"""

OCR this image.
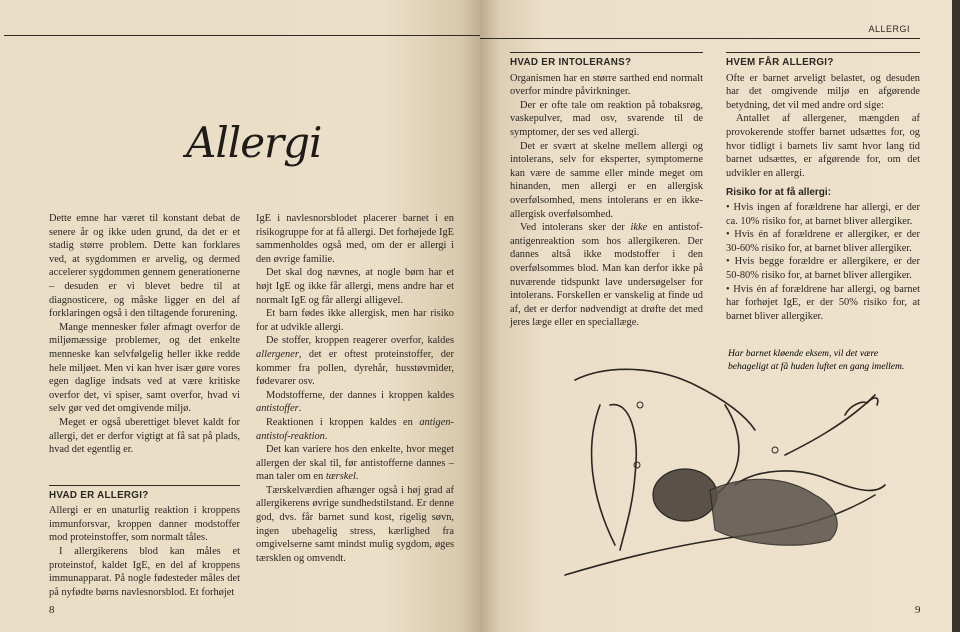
Allergi

Dette emne har været til konstant debat de senere år og ikke uden grund, da det er et stadig større problem. Dette kan forklares ved, at sygdommen er arvelig, og dermed accelerer sygdommen gennem generationerne – desuden er vi blevet bedre til at diagnosticere, og måske ligger en del af forklaringen også i den tiltagende forurening.

Mange mennesker føler afmagt overfor de miljømæssige problemer, og det enkelte menneske kan selvfølgelig heller ikke redde hele miljøet. Men vi kan hver især gøre vores egen daglige indsats ved at være kritiske overfor det, vi spiser, samt overfor, hvad vi selv gør ved det omgivende miljø.

Meget er også uberettiget blevet kaldt for allergi, det er derfor vigtigt at få sat på plads, hvad det egentlig er.

HVAD ER ALLERGI?

Allergi er en unaturlig reaktion i kroppens immunforsvar, kroppen danner modstoffer mod proteinstoffer, som normalt tåles.

I allergikerens blod kan måles et proteinstof, kaldet IgE, en del af kroppens immunapparat. På nogle fødesteder måles det på nyfødte børns navlesnorsblod. Et forhøjet

IgE i navlesnorsblodet placerer barnet i en risikogruppe for at få allergi. Det forhøjede IgE sammenholdes også med, om der er allergi i den øvrige familie.

Det skal dog nævnes, at nogle børn har et højt IgE og ikke får allergi, mens andre har et normalt IgE og får allergi alligevel.

Et barn fødes ikke allergisk, men har risiko for at udvikle allergi.

De stoffer, kroppen reagerer overfor, kaldes allergener, det er oftest proteinstoffer, der kommer fra pollen, dyrehår, husstøvmider, fødevarer osv.

Modstofferne, der dannes i kroppen kaldes antistoffer.

Reaktionen i kroppen kaldes en antigen-antistof-reaktion.

Det kan variere hos den enkelte, hvor meget allergen der skal til, før antistofferne dannes – man taler om en tærskel.

Tærskelværdien afhænger også i høj grad af allergikerens øvrige sundhedstilstand. Er denne god, dvs. får barnet sund kost, rigelig søvn, ingen ubehagelig stress, kærlighed fra omgivelserne samt mindst mulig sygdom, øges tærsklen og omvendt.

8
ALLERGI
HVAD ER INTOLERANS?

Organismen har en større sarthed end normalt overfor mindre påvirkninger.

Der er ofte tale om reaktion på tobaksrøg, vaskepulver, mad osv, svarende til de symptomer, der ses ved allergi.

Det er svært at skelne mellem allergi og intolerans, selv for eksperter, symptomerne kan være de samme eller minde meget om hinanden, men allergi er en allergisk overfølsomhed, mens intolerans er en ikke-allergisk overfølsomhed.

Ved intolerans sker der ikke en antistof-antigenreaktion som hos allergikeren. Der dannes altså ikke modstoffer i den overfølsommes blod. Man kan derfor ikke på nuværende tidspunkt lave undersøgelser for intolerans. Forskellen er vanskelig at finde ud af, det er derfor nødvendigt at drøfte det med jeres læge eller en speciallæge.

HVEM FÅR ALLERGI?

Ofte er barnet arveligt belastet, og desuden har det omgivende miljø en afgørende betydning, det vil med andre ord sige:

Antallet af allergener, mængden af provokerende stoffer barnet udsættes for, og hvor tidligt i barnets liv samt hvor lang tid barnet udsættes, er afgørende for, om det udvikler en allergi.

Risiko for at få allergi:
• Hvis ingen af forældrene har allergi, er der ca. 10% risiko for, at barnet bliver allergiker.
• Hvis én af forældrene er allergiker, er der 30-60% risiko for, at barnet bliver allergiker.
• Hvis begge forældre er allergikere, er der 50-80% risiko for, at barnet bliver allergiker.
• Hvis én af forældrene har allergi, og barnet har forhøjet IgE, er der 50% risiko for, at barnet bliver allergiker.
9
Har barnet kløende eksem, vil det være behageligt at få huden luftet en gang imellem.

"""

Pictures in the listing above must be skipped; everything else should be copied exactly.

OCR this image.
Allergi

Dette emne har været til konstant debat de senere år og ikke uden grund, da det er et stadig større problem. Dette kan forklares ved, at sygdommen er arvelig, og dermed accelerer sygdommen gennem generationerne – desuden er vi blevet bedre til at diagnosticere, og måske ligger en del af forklaringen også i den tiltagende forurening.

Mange mennesker føler afmagt overfor de miljømæssige problemer, og det enkelte menneske kan selvfølgelig heller ikke redde hele miljøet. Men vi kan hver især gøre vores egen daglige indsats ved at være kritiske overfor det, vi spiser, samt overfor, hvad vi selv gør ved det omgivende miljø.

Meget er også uberettiget blevet kaldt for allergi, det er derfor vigtigt at få sat på plads, hvad det egentlig er.

HVAD ER ALLERGI?

Allergi er en unaturlig reaktion i kroppens immunforsvar, kroppen danner modstoffer mod proteinstoffer, som normalt tåles.

I allergikerens blod kan måles et proteinstof, kaldet IgE, en del af kroppens immunapparat. På nogle fødesteder måles det på nyfødte børns navlesnorsblod. Et forhøjet

IgE i navlesnorsblodet placerer barnet i en risikogruppe for at få allergi. Det forhøjede IgE sammenholdes også med, om der er allergi i den øvrige familie.

Det skal dog nævnes, at nogle børn har et højt IgE og ikke får allergi, mens andre har et normalt IgE og får allergi alligevel.

Et barn fødes ikke allergisk, men har risiko for at udvikle allergi.

De stoffer, kroppen reagerer overfor, kaldes allergener, det er oftest proteinstoffer, der kommer fra pollen, dyrehår, husstøvmider, fødevarer osv.

Modstofferne, der dannes i kroppen kaldes antistoffer.

Reaktionen i kroppen kaldes en antigen-antistof-reaktion.

Det kan variere hos den enkelte, hvor meget allergen der skal til, før antistofferne dannes – man taler om en tærskel.

Tærskelværdien afhænger også i høj grad af allergikerens øvrige sundhedstilstand. Er denne god, dvs. får barnet sund kost, rigelig søvn, ingen ubehagelig stress, kærlighed fra omgivelserne samt mindst mulig sygdom, øges tærsklen og omvendt.

8
ALLERGI
HVAD ER INTOLERANS?

Organismen har en større sarthed end normalt overfor mindre påvirkninger.

Der er ofte tale om reaktion på tobaksrøg, vaskepulver, mad osv, svarende til de symptomer, der ses ved allergi.

Det er svært at skelne mellem allergi og intolerans, selv for eksperter, symptomerne kan være de samme eller minde meget om hinanden, men allergi er en allergisk overfølsomhed, mens intolerans er en ikke-allergisk overfølsomhed.

Ved intolerans sker der ikke en antistof-antigenreaktion som hos allergikeren. Der dannes altså ikke modstoffer i den overfølsommes blod. Man kan derfor ikke på nuværende tidspunkt lave undersøgelser for intolerans. Forskellen er vanskelig at finde ud af, det er derfor nødvendigt at drøfte det med jeres læge eller en speciallæge.

HVEM FÅR ALLERGI?

Ofte er barnet arveligt belastet, og desuden har det omgivende miljø en afgørende betydning, det vil med andre ord sige:

Antallet af allergener, mængden af provokerende stoffer barnet udsættes for, og hvor tidligt i barnets liv samt hvor lang tid barnet udsættes, er afgørende for, om det udvikler en allergi.

Risiko for at få allergi:
• Hvis ingen af forældrene har allergi, er der ca. 10% risiko for, at barnet bliver allergiker.
• Hvis én af forældrene er allergiker, er der 30-60% risiko for, at barnet bliver allergiker.
• Hvis begge forældre er allergikere, er der 50-80% risiko for, at barnet bliver allergiker.
• Hvis én af forældrene har allergi, og barnet har forhøjet IgE, er der 50% risiko for, at barnet bliver allergiker.
9
Har barnet kløende eksem, vil det være behageligt at få huden luftet en gang imellem.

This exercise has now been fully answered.